[Begin]
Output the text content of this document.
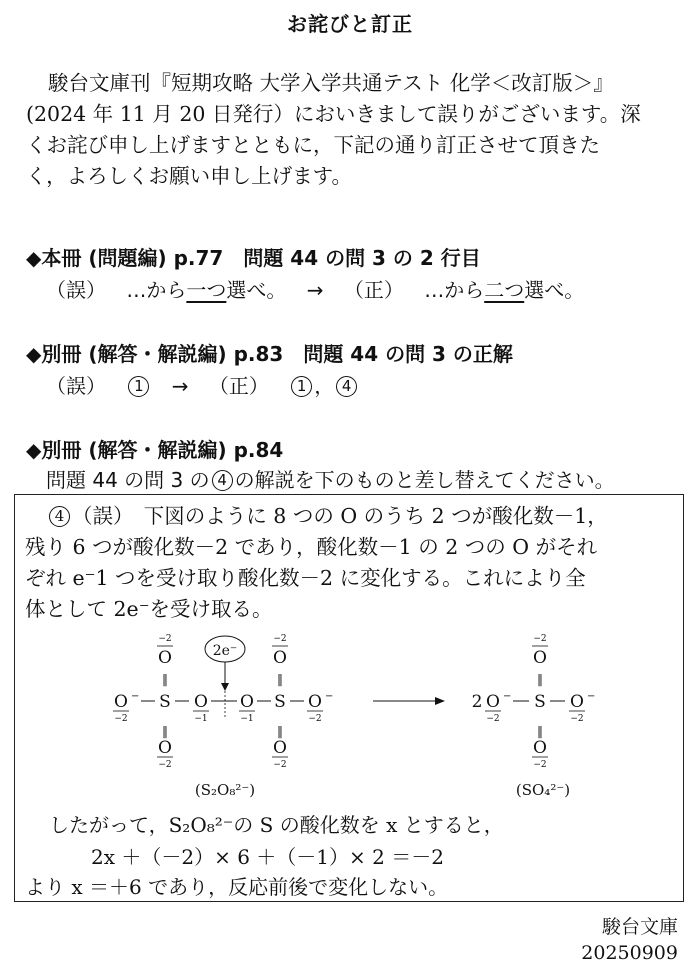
お詫びと訂正

駿台文庫刊『短期攻略 大学入学共通テスト 化学＜改訂版＞』

(2024 年 11 月 20 日発行）においきまして誤りがございます。深

くお詫び申し上げますとともに，下記の通り訂正させて頂きた

く，よろしくお願い申し上げます。

◆本冊 (問題編) p.77　問題 44 の問 3 の 2 行目
（誤） …から一つ選べ。 → （正） …から二つ選べ。
◆別冊 (解答・解説編) p.83　問題 44 の問 3 の正解
（誤） 1 → （正） 1 ， 4
◆別冊 (解答・解説編) p.84
問題 44 の問 3 の 4 の解説を下のものと差し替えてください。

4 （誤）　下図のように 8 つの O のうち 2 つが酸化数－1，

残り 6 つが酸化数－2 であり，酸化数－1 の 2 つの O がそれ

ぞれ e⁻1 つを受け取り酸化数－2 に変化する。これにより全

体として 2e⁻を受け取る。

−2
O
‖
−2
O
‖
2e⁻
O −
−2
S O
−1
O
−1
S O −
−2
‖
O
−2
‖
O
−2
(S₂O₈²⁻)
−2
O
‖
2 O −
−2
S O −
−2
‖
O
−2
(SO₄²⁻)
したがって，S₂O₈²⁻の S の酸化数を x とすると，
2x ＋（－2）× 6 ＋（－1）× 2 ＝－2
より x ＝＋6 であり，反応前後で変化しない。
駿台文庫
20250909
[End]
__Task objective__
Give only the number of lines in the entries that contain "つが酸化数".

__Exercise solution__
2